Each line of the data that includes the string "verified" is to be copied out.

+++ Task input

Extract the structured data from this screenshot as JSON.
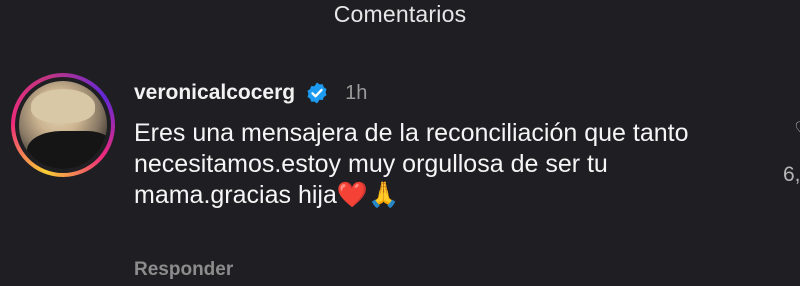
{
  "header": {
    "title": "Comentarios"
  },
  "comment": {
    "username": "veronicalcocerg",
    "verified_icon": "verified-badge-icon",
    "time": "1h",
    "text_main": "Eres una mensajera de la reconciliación que tanto necesitamos.estoy muy orgullosa de ser tu mama.gracias hija",
    "emoji_heart": "❤️",
    "emoji_pray": "🙏",
    "reply_label": "Responder"
  },
  "side": {
    "like_icon": "heart-outline-icon",
    "like_count": "6,"
  },
  "colors": {
    "background": "#1f1f23",
    "verified": "#1d9bf0",
    "story_ring": [
      "#f9ce34",
      "#ee2a7b",
      "#6228d7"
    ]
  }
}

++++++

Exercise response
    "verified_icon": "verified-badge-icon",
    "verified": "#1d9bf0",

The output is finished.